> EXCERPTED RECORDS
------------------------------------------------------------
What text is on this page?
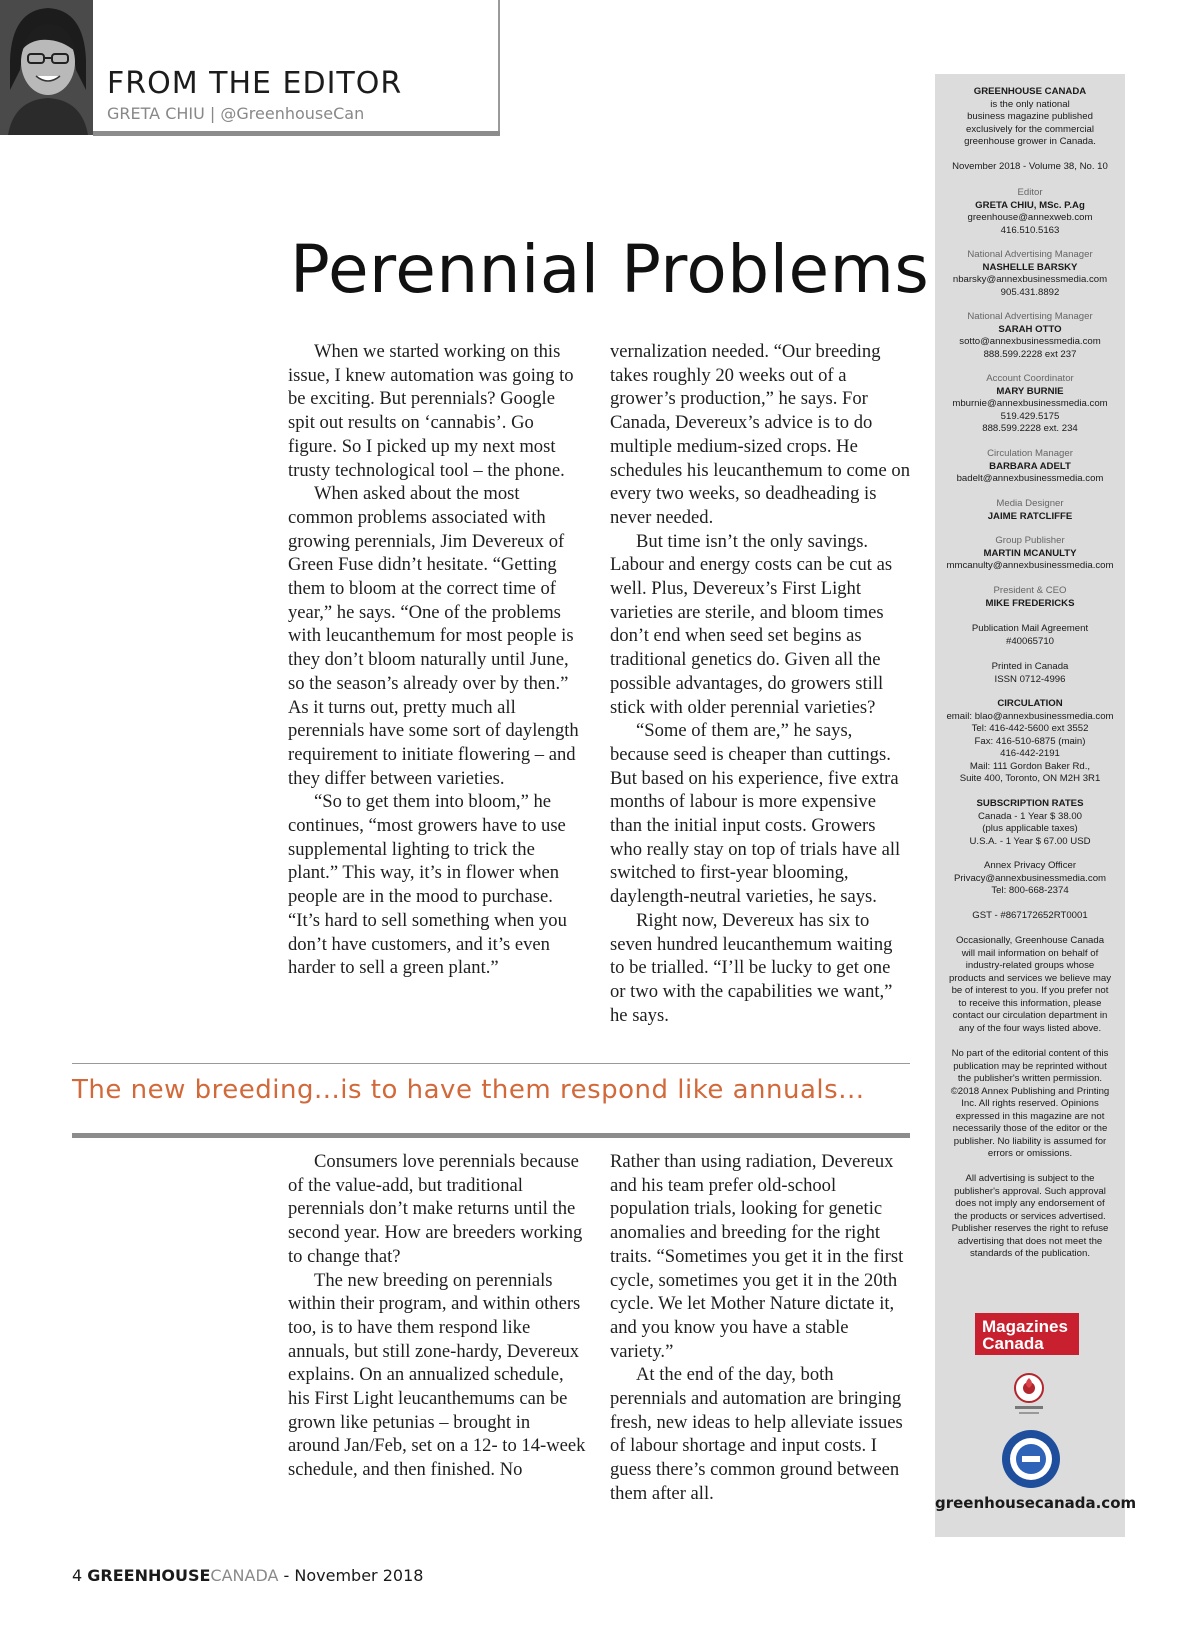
FROM THE EDITOR
GRETA CHIU | @GreenhouseCan
Perennial Problems

When we started working on this issue, I knew automation was going to be exciting. But perennials? Google spit out results on ‘cannabis’. Go figure. So I picked up my next most trusty technological tool – the phone.

When asked about the most common problems associated with growing perennials, Jim Devereux of Green Fuse didn’t hesitate. “Getting them to bloom at the correct time of year,” he says. “One of the problems with leucanthemum for most people is they don’t bloom naturally until June, so the season’s already over by then.” As it turns out, pretty much all perennials have some sort of daylength requirement to initiate flowering – and they differ between varieties.

“So to get them into bloom,” he continues, “most growers have to use supplemental lighting to trick the plant.” This way, it’s in flower when people are in the mood to purchase. “It’s hard to sell something when you don’t have customers, and it’s even harder to sell a green plant.”

vernalization needed. “Our breeding takes roughly 20 weeks out of a grower’s production,” he says. For Canada, Devereux’s advice is to do multiple medium-sized crops. He schedules his leucanthemum to come on every two weeks, so deadheading is never needed.

But time isn’t the only savings. Labour and energy costs can be cut as well. Plus, Devereux’s First Light varieties are sterile, and bloom times don’t end when seed set begins as traditional genetics do. Given all the possible advantages, do growers still stick with older perennial varieties?

“Some of them are,” he says, because seed is cheaper than cuttings. But based on his experience, five extra months of labour is more expensive than the initial input costs. Growers who really stay on top of trials have all switched to first-year blooming, daylength-neutral varieties, he says.

Right now, Devereux has six to seven hundred leucanthemum waiting to be trialled. “I’ll be lucky to get one or two with the capabilities we want,” he says.

The new breeding...is to have them respond like annuals...

Consumers love perennials because of the value-add, but traditional perennials don’t make returns until the second year. How are breeders working to change that?

The new breeding on perennials within their program, and within others too, is to have them respond like annuals, but still zone-hardy, Devereux explains. On an annualized schedule, his First Light leucanthemums can be grown like petunias – brought in around Jan/Feb, set on a 12- to 14-week schedule, and then finished. No

Rather than using radiation, Devereux and his team prefer old-school population trials, looking for genetic anomalies and breeding for the right traits. “Sometimes you get it in the first cycle, sometimes you get it in the 20th cycle. We let Mother Nature dictate it, and you know you have a stable variety.”

At the end of the day, both perennials and automation are bringing fresh, new ideas to help alleviate issues of labour shortage and input costs. I guess there’s common ground between them after all.

GREENHOUSE CANADA
is the only national
business magazine published
exclusively for the commercial
greenhouse grower in Canada.
November 2018 - Volume 38, No. 10
Editor
GRETA CHIU, MSc. P.Ag
greenhouse@annexweb.com
416.510.5163
National Advertising Manager
NASHELLE BARSKY
nbarsky@annexbusinessmedia.com
905.431.8892
National Advertising Manager
SARAH OTTO
sotto@annexbusinessmedia.com
888.599.2228 ext 237
Account Coordinator
MARY BURNIE
mburnie@annexbusinessmedia.com
519.429.5175
888.599.2228 ext. 234
Circulation Manager
BARBARA ADELT
badelt@annexbusinessmedia.com
Media Designer
JAIME RATCLIFFE
Group Publisher
MARTIN MCANULTY
mmcanulty@annexbusinessmedia.com
President & CEO
MIKE FREDERICKS
Publication Mail Agreement
#40065710
Printed in Canada
ISSN 0712-4996
CIRCULATION
email: blao@annexbusinessmedia.com
Tel: 416-442-5600 ext 3552
Fax: 416-510-6875 (main)
416-442-2191
Mail: 111 Gordon Baker Rd.,
Suite 400, Toronto, ON M2H 3R1
SUBSCRIPTION RATES
Canada - 1 Year $ 38.00
(plus applicable taxes)
U.S.A. - 1 Year $ 67.00 USD
Annex Privacy Officer
Privacy@annexbusinessmedia.com
Tel: 800-668-2374
GST - #867172652RT0001
Occasionally, Greenhouse Canada
will mail information on behalf of
industry-related groups whose
products and services we believe may
be of interest to you. If you prefer not
to receive this information, please
contact our circulation department in
any of the four ways listed above.
No part of the editorial content of this
publication may be reprinted without
the publisher's written permission.
©2018 Annex Publishing and Printing
Inc. All rights reserved. Opinions
expressed in this magazine are not
necessarily those of the editor or the
publisher. No liability is assumed for
errors or omissions.
All advertising is subject to the
publisher's approval. Such approval
does not imply any endorsement of
the products or services advertised.
Publisher reserves the right to refuse
advertising that does not meet the
standards of the publication.
greenhousecanada.com
Magazines
Canada
4 GREENHOUSECANADA - November 2018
------------------------------------------------------------
From the material above, copy everything exactly but the pictures.

What text is on this page?
FROM THE EDITOR
GRETA CHIU | @GreenhouseCan
Perennial Problems

When we started working on this issue, I knew automation was going to be exciting. But perennials? Google spit out results on ‘cannabis’. Go figure. So I picked up my next most trusty technological tool – the phone.

When asked about the most common problems associated with growing perennials, Jim Devereux of Green Fuse didn’t hesitate. “Getting them to bloom at the correct time of year,” he says. “One of the problems with leucanthemum for most people is they don’t bloom naturally until June, so the season’s already over by then.” As it turns out, pretty much all perennials have some sort of daylength requirement to initiate flowering – and they differ between varieties.

“So to get them into bloom,” he continues, “most growers have to use supplemental lighting to trick the plant.” This way, it’s in flower when people are in the mood to purchase. “It’s hard to sell something when you don’t have customers, and it’s even harder to sell a green plant.”

vernalization needed. “Our breeding takes roughly 20 weeks out of a grower’s production,” he says. For Canada, Devereux’s advice is to do multiple medium-sized crops. He schedules his leucanthemum to come on every two weeks, so deadheading is never needed.

But time isn’t the only savings. Labour and energy costs can be cut as well. Plus, Devereux’s First Light varieties are sterile, and bloom times don’t end when seed set begins as traditional genetics do. Given all the possible advantages, do growers still stick with older perennial varieties?

“Some of them are,” he says, because seed is cheaper than cuttings. But based on his experience, five extra months of labour is more expensive than the initial input costs. Growers who really stay on top of trials have all switched to first-year blooming, daylength-neutral varieties, he says.

Right now, Devereux has six to seven hundred leucanthemum waiting to be trialled. “I’ll be lucky to get one or two with the capabilities we want,” he says.

The new breeding...is to have them respond like annuals...

Consumers love perennials because of the value-add, but traditional perennials don’t make returns until the second year. How are breeders working to change that?

The new breeding on perennials within their program, and within others too, is to have them respond like annuals, but still zone-hardy, Devereux explains. On an annualized schedule, his First Light leucanthemums can be grown like petunias – brought in around Jan/Feb, set on a 12- to 14-week schedule, and then finished. No

Rather than using radiation, Devereux and his team prefer old-school population trials, looking for genetic anomalies and breeding for the right traits. “Sometimes you get it in the first cycle, sometimes you get it in the 20th cycle. We let Mother Nature dictate it, and you know you have a stable variety.”

At the end of the day, both perennials and automation are bringing fresh, new ideas to help alleviate issues of labour shortage and input costs. I guess there’s common ground between them after all.

GREENHOUSE CANADA
is the only national
business magazine published
exclusively for the commercial
greenhouse grower in Canada.
November 2018 - Volume 38, No. 10
Editor
GRETA CHIU, MSc. P.Ag
greenhouse@annexweb.com
416.510.5163
National Advertising Manager
NASHELLE BARSKY
nbarsky@annexbusinessmedia.com
905.431.8892
National Advertising Manager
SARAH OTTO
sotto@annexbusinessmedia.com
888.599.2228 ext 237
Account Coordinator
MARY BURNIE
mburnie@annexbusinessmedia.com
519.429.5175
888.599.2228 ext. 234
Circulation Manager
BARBARA ADELT
badelt@annexbusinessmedia.com
Media Designer
JAIME RATCLIFFE
Group Publisher
MARTIN MCANULTY
mmcanulty@annexbusinessmedia.com
President & CEO
MIKE FREDERICKS
Publication Mail Agreement
#40065710
Printed in Canada
ISSN 0712-4996
CIRCULATION
email: blao@annexbusinessmedia.com
Tel: 416-442-5600 ext 3552
Fax: 416-510-6875 (main)
416-442-2191
Mail: 111 Gordon Baker Rd.,
Suite 400, Toronto, ON M2H 3R1
SUBSCRIPTION RATES
Canada - 1 Year $ 38.00
(plus applicable taxes)
U.S.A. - 1 Year $ 67.00 USD
Annex Privacy Officer
Privacy@annexbusinessmedia.com
Tel: 800-668-2374
GST - #867172652RT0001
Occasionally, Greenhouse Canada
will mail information on behalf of
industry-related groups whose
products and services we believe may
be of interest to you. If you prefer not
to receive this information, please
contact our circulation department in
any of the four ways listed above.
No part of the editorial content of this
publication may be reprinted without
the publisher's written permission.
©2018 Annex Publishing and Printing
Inc. All rights reserved. Opinions
expressed in this magazine are not
necessarily those of the editor or the
publisher. No liability is assumed for
errors or omissions.
All advertising is subject to the
publisher's approval. Such approval
does not imply any endorsement of
the products or services advertised.
Publisher reserves the right to refuse
advertising that does not meet the
standards of the publication.
greenhousecanada.com
Magazines
Canada
4 GREENHOUSECANADA - November 2018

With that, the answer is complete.